▶ _Short exercise_: All of the records below need to be copied exactly.

▶ _Data section_:

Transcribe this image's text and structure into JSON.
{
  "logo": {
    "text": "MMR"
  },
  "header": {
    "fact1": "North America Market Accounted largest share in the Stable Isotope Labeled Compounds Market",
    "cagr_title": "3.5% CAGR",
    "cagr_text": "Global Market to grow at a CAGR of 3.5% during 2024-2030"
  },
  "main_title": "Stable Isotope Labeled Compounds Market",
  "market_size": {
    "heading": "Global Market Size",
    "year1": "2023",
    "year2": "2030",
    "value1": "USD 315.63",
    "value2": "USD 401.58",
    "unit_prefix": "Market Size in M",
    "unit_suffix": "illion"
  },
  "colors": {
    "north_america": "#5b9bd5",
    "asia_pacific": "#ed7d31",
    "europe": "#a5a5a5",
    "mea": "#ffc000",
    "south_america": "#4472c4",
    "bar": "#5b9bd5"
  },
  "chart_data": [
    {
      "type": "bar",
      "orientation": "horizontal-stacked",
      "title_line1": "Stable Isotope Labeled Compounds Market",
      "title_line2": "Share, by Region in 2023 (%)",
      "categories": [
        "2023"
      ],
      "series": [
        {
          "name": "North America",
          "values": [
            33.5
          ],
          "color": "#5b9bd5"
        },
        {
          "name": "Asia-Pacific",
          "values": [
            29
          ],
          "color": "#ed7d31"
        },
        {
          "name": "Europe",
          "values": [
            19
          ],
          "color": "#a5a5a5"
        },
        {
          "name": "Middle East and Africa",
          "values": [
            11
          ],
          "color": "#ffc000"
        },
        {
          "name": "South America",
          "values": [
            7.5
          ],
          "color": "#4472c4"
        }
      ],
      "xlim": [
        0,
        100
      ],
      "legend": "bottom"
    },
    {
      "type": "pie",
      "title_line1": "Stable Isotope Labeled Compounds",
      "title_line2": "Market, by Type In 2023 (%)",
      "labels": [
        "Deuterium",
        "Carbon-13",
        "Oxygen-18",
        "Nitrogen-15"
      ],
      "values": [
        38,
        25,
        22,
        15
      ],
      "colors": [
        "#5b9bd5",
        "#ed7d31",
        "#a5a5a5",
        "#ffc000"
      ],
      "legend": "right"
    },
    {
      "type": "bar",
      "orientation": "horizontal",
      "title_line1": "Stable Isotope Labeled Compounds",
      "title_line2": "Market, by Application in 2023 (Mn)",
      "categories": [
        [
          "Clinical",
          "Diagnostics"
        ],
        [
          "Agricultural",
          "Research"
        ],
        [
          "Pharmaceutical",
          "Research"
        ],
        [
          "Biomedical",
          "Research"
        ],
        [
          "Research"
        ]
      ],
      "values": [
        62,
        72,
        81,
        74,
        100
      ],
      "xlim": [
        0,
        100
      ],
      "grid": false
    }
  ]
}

▶ _Response to this task_:
Transcribe this image's text and structure into JSON.
{
  "logo": {
    "text": "MMR"
  },
  "header": {
    "fact1": "North America Market Accounted largest share in the Stable Isotope Labeled Compounds Market",
    "cagr_title": "3.5% CAGR",
    "cagr_text": "Global Market to grow at a CAGR of 3.5% during 2024-2030"
  },
  "main_title": "Stable Isotope Labeled Compounds Market",
  "market_size": {
    "heading": "Global Market Size",
    "year1": "2023",
    "year2": "2030",
    "value1": "USD 315.63",
    "value2": "USD 401.58",
    "unit_prefix": "Market Size in M",
    "unit_suffix": "illion"
  },
  "colors": {
    "north_america": "#5b9bd5",
    "asia_pacific": "#ed7d31",
    "europe": "#a5a5a5",
    "mea": "#ffc000",
    "south_america": "#4472c4",
    "bar": "#5b9bd5"
  },
  "chart_data": [
    {
      "type": "bar",
      "orientation": "horizontal-stacked",
      "title_line1": "Stable Isotope Labeled Compounds Market",
      "title_line2": "Share, by Region in 2023 (%)",
      "categories": [
        "2023"
      ],
      "series": [
        {
          "name": "North America",
          "values": [
            33.5
          ],
          "color": "#5b9bd5"
        },
        {
          "name": "Asia-Pacific",
          "values": [
            29
          ],
          "color": "#ed7d31"
        },
        {
          "name": "Europe",
          "values": [
            19
          ],
          "color": "#a5a5a5"
        },
        {
          "name": "Middle East and Africa",
          "values": [
            11
          ],
          "color": "#ffc000"
        },
        {
          "name": "South America",
          "values": [
            7.5
          ],
          "color": "#4472c4"
        }
      ],
      "xlim": [
        0,
        100
      ],
      "legend": "bottom"
    },
    {
      "type": "pie",
      "title_line1": "Stable Isotope Labeled Compounds",
      "title_line2": "Market, by Type In 2023 (%)",
      "labels": [
        "Deuterium",
        "Carbon-13",
        "Oxygen-18",
        "Nitrogen-15"
      ],
      "values": [
        38,
        25,
        22,
        15
      ],
      "colors": [
        "#5b9bd5",
        "#ed7d31",
        "#a5a5a5",
        "#ffc000"
      ],
      "legend": "right"
    },
    {
      "type": "bar",
      "orientation": "horizontal",
      "title_line1": "Stable Isotope Labeled Compounds",
      "title_line2": "Market, by Application in 2023 (Mn)",
      "categories": [
        [
          "Clinical",
          "Diagnostics"
        ],
        [
          "Agricultural",
          "Research"
        ],
        [
          "Pharmaceutical",
          "Research"
        ],
        [
          "Biomedical",
          "Research"
        ],
        [
          "Research"
        ]
      ],
      "values": [
        62,
        72,
        81,
        74,
        100
      ],
      "xlim": [
        0,
        100
      ],
      "grid": false
    }
  ]
}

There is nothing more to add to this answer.